__Task instructions__: Find all the lines with "JSON" and gather them.

Source records
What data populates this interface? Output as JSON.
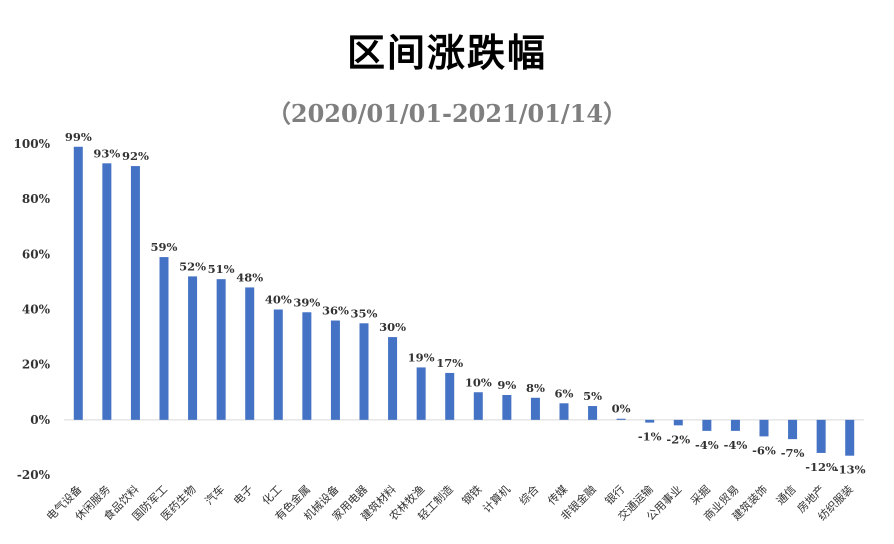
{
  "title": "区间涨跌幅",
  "subtitle": "（2020/01/01-2021/01/14）",
  "colors": {
    "bar": "#4472C4",
    "axis": "#d9d9d9",
    "text": "#333333",
    "subtitle": "#7f7f7f"
  },
  "chart_data": {
    "type": "bar",
    "title": "区间涨跌幅",
    "subtitle": "（2020/01/01-2021/01/14）",
    "xlabel": "",
    "ylabel": "",
    "ylim": [
      -20,
      100
    ],
    "yticks": [
      -20,
      0,
      20,
      40,
      60,
      80,
      100
    ],
    "ytick_labels": [
      "-20%",
      "0%",
      "20%",
      "40%",
      "60%",
      "80%",
      "100%"
    ],
    "grid": false,
    "legend": "none",
    "categories": [
      "电气设备",
      "休闲服务",
      "食品饮料",
      "国防军工",
      "医药生物",
      "汽车",
      "电子",
      "化工",
      "有色金属",
      "机械设备",
      "家用电器",
      "建筑材料",
      "农林牧渔",
      "轻工制造",
      "钢铁",
      "计算机",
      "综合",
      "传媒",
      "非银金融",
      "银行",
      "交通运输",
      "公用事业",
      "采掘",
      "商业贸易",
      "建筑装饰",
      "通信",
      "房地产",
      "纺织服装"
    ],
    "values": [
      99,
      93,
      92,
      59,
      52,
      51,
      48,
      40,
      39,
      36,
      35,
      30,
      19,
      17,
      10,
      9,
      8,
      6,
      5,
      0.4,
      -1,
      -2,
      -4,
      -4,
      -6,
      -7,
      -12,
      -13
    ],
    "value_labels": [
      "99%",
      "93%",
      "92%",
      "59%",
      "52%",
      "51%",
      "48%",
      "40%",
      "39%",
      "36%",
      "35%",
      "30%",
      "19%",
      "17%",
      "10%",
      "9%",
      "8%",
      "6%",
      "5%",
      "0%",
      "-1%",
      "-2%",
      "-4%",
      "-4%",
      "-6%",
      "-7%",
      "-12%",
      "-13%"
    ]
  }
}
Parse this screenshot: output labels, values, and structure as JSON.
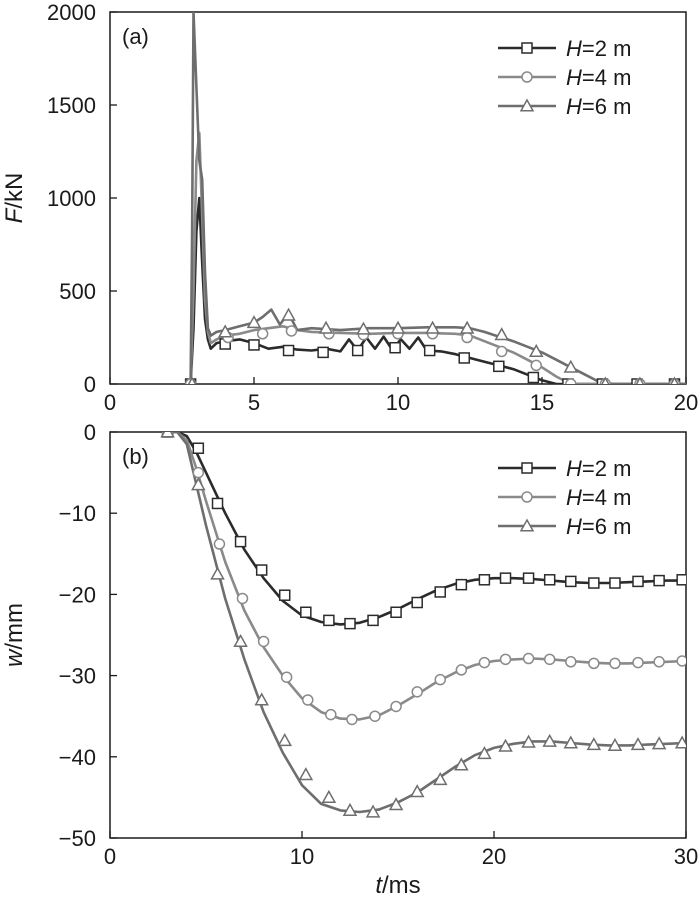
{
  "chart_data": [
    {
      "type": "line",
      "panel_label": "(a)",
      "ylabel_var": "F",
      "ylabel_unit": "/kN",
      "xlabel_var": "",
      "xlabel_unit": "",
      "xlim": [
        0,
        20
      ],
      "ylim": [
        0,
        2000
      ],
      "xticks": [
        "0",
        "5",
        "10",
        "15",
        "20"
      ],
      "yticks": [
        "0",
        "500",
        "1000",
        "1500",
        "2000"
      ],
      "xtick_values": [
        0,
        5,
        10,
        15,
        20
      ],
      "ytick_values": [
        0,
        500,
        1000,
        1500,
        2000
      ],
      "legend_position": "top-right",
      "grid": false,
      "series": [
        {
          "name_var": "H",
          "name_rest": "=2 m",
          "marker": "square",
          "color": "#2b2b2b",
          "x": [
            2.8,
            2.9,
            3.0,
            3.1,
            3.2,
            3.3,
            3.4,
            3.5,
            3.7,
            4.0,
            4.5,
            5.0,
            5.5,
            6.0,
            6.5,
            7.0,
            7.5,
            8.0,
            8.3,
            8.6,
            8.9,
            9.2,
            9.5,
            9.8,
            10.1,
            10.4,
            10.7,
            11.0,
            11.5,
            12.0,
            12.5,
            13.0,
            13.5,
            14.0,
            14.5,
            15.0,
            15.5,
            16.0,
            17.0,
            18.0,
            19.0,
            20.0
          ],
          "y": [
            0,
            300,
            820,
            1000,
            650,
            350,
            240,
            190,
            220,
            230,
            240,
            220,
            190,
            200,
            185,
            180,
            190,
            175,
            240,
            180,
            250,
            190,
            255,
            185,
            240,
            190,
            250,
            180,
            175,
            160,
            140,
            120,
            100,
            80,
            50,
            20,
            0,
            0,
            0,
            0,
            0,
            0
          ],
          "marker_x": [
            2.8,
            4.0,
            5.0,
            6.2,
            7.4,
            8.6,
            9.9,
            11.1,
            12.3,
            13.5,
            14.7,
            15.9,
            17.1,
            18.3,
            19.6
          ],
          "marker_y": [
            0,
            215,
            210,
            180,
            170,
            180,
            195,
            180,
            140,
            95,
            35,
            0,
            0,
            0,
            0
          ]
        },
        {
          "name_var": "H",
          "name_rest": "=4 m",
          "marker": "circle",
          "color": "#8a8a8a",
          "x": [
            2.8,
            2.9,
            3.0,
            3.1,
            3.2,
            3.3,
            3.4,
            3.5,
            3.7,
            4.0,
            4.5,
            5.0,
            5.5,
            6.0,
            6.5,
            7.0,
            8.0,
            9.0,
            10.0,
            11.0,
            12.0,
            12.5,
            13.0,
            13.5,
            14.0,
            14.5,
            15.0,
            15.5,
            16.0,
            17.0,
            18.0,
            19.0,
            20.0
          ],
          "y": [
            0,
            500,
            1200,
            1350,
            900,
            450,
            280,
            220,
            240,
            260,
            270,
            290,
            300,
            310,
            290,
            280,
            275,
            270,
            275,
            275,
            270,
            260,
            230,
            200,
            170,
            130,
            90,
            40,
            0,
            0,
            0,
            0,
            0
          ],
          "marker_x": [
            2.8,
            4.1,
            5.3,
            6.3,
            7.6,
            8.8,
            10.0,
            11.2,
            12.4,
            13.6,
            14.8,
            16.0,
            17.2,
            18.4,
            19.6
          ],
          "marker_y": [
            0,
            250,
            270,
            285,
            270,
            265,
            270,
            270,
            250,
            175,
            100,
            0,
            0,
            0,
            0
          ]
        },
        {
          "name_var": "H",
          "name_rest": "=6 m",
          "marker": "triangle",
          "color": "#6e6e6e",
          "x": [
            2.8,
            2.85,
            2.9,
            3.0,
            3.1,
            3.2,
            3.3,
            3.4,
            3.5,
            3.7,
            4.0,
            4.5,
            5.0,
            5.3,
            5.6,
            5.9,
            6.2,
            6.5,
            7.0,
            8.0,
            9.0,
            10.0,
            11.0,
            12.0,
            12.5,
            13.0,
            13.5,
            14.0,
            14.5,
            15.0,
            15.5,
            16.0,
            16.5,
            17.0,
            17.5,
            18.0,
            19.0,
            20.0
          ],
          "y": [
            0,
            800,
            2000,
            1600,
            1200,
            1100,
            600,
            300,
            260,
            280,
            290,
            310,
            330,
            360,
            400,
            320,
            380,
            290,
            300,
            290,
            300,
            300,
            305,
            305,
            300,
            280,
            255,
            230,
            200,
            170,
            130,
            90,
            50,
            10,
            0,
            0,
            0,
            0
          ],
          "marker_x": [
            2.85,
            4.0,
            5.0,
            6.2,
            7.5,
            8.8,
            10.0,
            11.2,
            12.4,
            13.6,
            14.8,
            16.0,
            17.2,
            18.4,
            19.6
          ],
          "marker_y": [
            0,
            280,
            330,
            370,
            300,
            295,
            300,
            300,
            300,
            265,
            175,
            90,
            0,
            0,
            0
          ]
        }
      ]
    },
    {
      "type": "line",
      "panel_label": "(b)",
      "ylabel_var": "w",
      "ylabel_unit": "/mm",
      "xlabel_var": "t",
      "xlabel_unit": "/ms",
      "xlim": [
        0,
        30
      ],
      "ylim": [
        -50,
        0
      ],
      "xticks": [
        "0",
        "10",
        "20",
        "30"
      ],
      "yticks": [
        "0",
        "−10",
        "−20",
        "−30",
        "−40",
        "−50"
      ],
      "xtick_values": [
        0,
        10,
        20,
        30
      ],
      "ytick_values": [
        0,
        -10,
        -20,
        -30,
        -40,
        -50
      ],
      "legend_position": "top-right",
      "grid": false,
      "series": [
        {
          "name_var": "H",
          "name_rest": "=2 m",
          "marker": "square",
          "color": "#2b2b2b",
          "x": [
            3.0,
            3.5,
            4.0,
            4.5,
            5.0,
            6.0,
            7.0,
            8.0,
            9.0,
            10.0,
            11.0,
            12.0,
            13.0,
            14.0,
            15.0,
            16.0,
            17.0,
            18.0,
            19.0,
            20.0,
            21.0,
            22.0,
            23.0,
            24.0,
            25.0,
            26.0,
            27.0,
            28.0,
            29.0,
            30.0
          ],
          "y": [
            0,
            0,
            -0.5,
            -2.5,
            -5.0,
            -10.0,
            -14.5,
            -18.0,
            -20.8,
            -22.6,
            -23.4,
            -23.7,
            -23.5,
            -22.8,
            -21.8,
            -20.6,
            -19.5,
            -18.7,
            -18.2,
            -18.0,
            -18.0,
            -18.1,
            -18.3,
            -18.5,
            -18.6,
            -18.6,
            -18.5,
            -18.4,
            -18.3,
            -18.3
          ],
          "marker_x": [
            3.0,
            4.6,
            5.6,
            6.8,
            7.9,
            9.1,
            10.2,
            11.4,
            12.5,
            13.7,
            14.9,
            16.0,
            17.2,
            18.3,
            19.5,
            20.6,
            21.8,
            22.9,
            24.0,
            25.2,
            26.3,
            27.5,
            28.6,
            29.8
          ],
          "marker_y": [
            0,
            -2.0,
            -8.8,
            -13.5,
            -17.0,
            -20.1,
            -22.2,
            -23.2,
            -23.6,
            -23.2,
            -22.2,
            -21.0,
            -19.7,
            -18.8,
            -18.2,
            -18.0,
            -18.0,
            -18.2,
            -18.4,
            -18.6,
            -18.6,
            -18.4,
            -18.3,
            -18.2
          ]
        },
        {
          "name_var": "H",
          "name_rest": "=4 m",
          "marker": "circle",
          "color": "#8a8a8a",
          "x": [
            3.0,
            3.5,
            4.0,
            4.5,
            5.0,
            6.0,
            7.0,
            8.0,
            9.0,
            10.0,
            11.0,
            12.0,
            13.0,
            14.0,
            15.0,
            16.0,
            17.0,
            18.0,
            19.0,
            20.0,
            21.0,
            22.0,
            23.0,
            24.0,
            25.0,
            26.0,
            27.0,
            28.0,
            29.0,
            30.0
          ],
          "y": [
            0,
            0,
            -1.0,
            -4.5,
            -8.5,
            -16.0,
            -22.0,
            -26.5,
            -30.0,
            -32.8,
            -34.5,
            -35.3,
            -35.4,
            -34.9,
            -33.7,
            -32.3,
            -30.8,
            -29.6,
            -28.7,
            -28.2,
            -28.0,
            -27.9,
            -28.0,
            -28.2,
            -28.4,
            -28.5,
            -28.5,
            -28.4,
            -28.3,
            -28.2
          ],
          "marker_x": [
            3.0,
            4.6,
            5.7,
            6.9,
            8.0,
            9.2,
            10.3,
            11.5,
            12.6,
            13.8,
            14.9,
            16.0,
            17.2,
            18.3,
            19.5,
            20.6,
            21.8,
            22.9,
            24.0,
            25.2,
            26.3,
            27.5,
            28.6,
            29.8
          ],
          "marker_y": [
            0,
            -5.0,
            -13.8,
            -20.5,
            -25.8,
            -30.2,
            -33.0,
            -34.8,
            -35.4,
            -35.0,
            -33.8,
            -32.0,
            -30.5,
            -29.3,
            -28.4,
            -28.0,
            -27.9,
            -28.0,
            -28.3,
            -28.5,
            -28.5,
            -28.4,
            -28.3,
            -28.2
          ]
        },
        {
          "name_var": "H",
          "name_rest": "=6 m",
          "marker": "triangle",
          "color": "#6e6e6e",
          "x": [
            3.0,
            3.5,
            4.0,
            4.5,
            5.0,
            6.0,
            7.0,
            8.0,
            9.0,
            10.0,
            11.0,
            12.0,
            13.0,
            14.0,
            15.0,
            16.0,
            17.0,
            18.0,
            19.0,
            20.0,
            21.0,
            22.0,
            23.0,
            24.0,
            25.0,
            26.0,
            27.0,
            28.0,
            29.0,
            30.0
          ],
          "y": [
            0,
            0,
            -1.5,
            -6.5,
            -11.5,
            -20.5,
            -28.0,
            -34.5,
            -39.5,
            -43.5,
            -45.8,
            -46.6,
            -46.8,
            -46.5,
            -45.6,
            -44.4,
            -42.8,
            -41.2,
            -39.8,
            -38.9,
            -38.4,
            -38.1,
            -38.1,
            -38.3,
            -38.5,
            -38.6,
            -38.6,
            -38.5,
            -38.4,
            -38.3
          ],
          "marker_x": [
            3.0,
            4.6,
            5.6,
            6.8,
            7.9,
            9.1,
            10.2,
            11.4,
            12.5,
            13.7,
            14.9,
            16.0,
            17.2,
            18.3,
            19.5,
            20.6,
            21.8,
            22.9,
            24.0,
            25.2,
            26.3,
            27.5,
            28.6,
            29.8
          ],
          "marker_y": [
            0,
            -6.5,
            -17.5,
            -25.8,
            -33.0,
            -38.0,
            -42.2,
            -45.0,
            -46.6,
            -46.8,
            -45.9,
            -44.3,
            -42.8,
            -41.0,
            -39.6,
            -38.7,
            -38.2,
            -38.1,
            -38.3,
            -38.5,
            -38.6,
            -38.5,
            -38.4,
            -38.3
          ]
        }
      ]
    }
  ]
}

__Written response__:
What data populates this interface? Output as JSON.
Parse this screenshot: output labels, values, and structure as JSON.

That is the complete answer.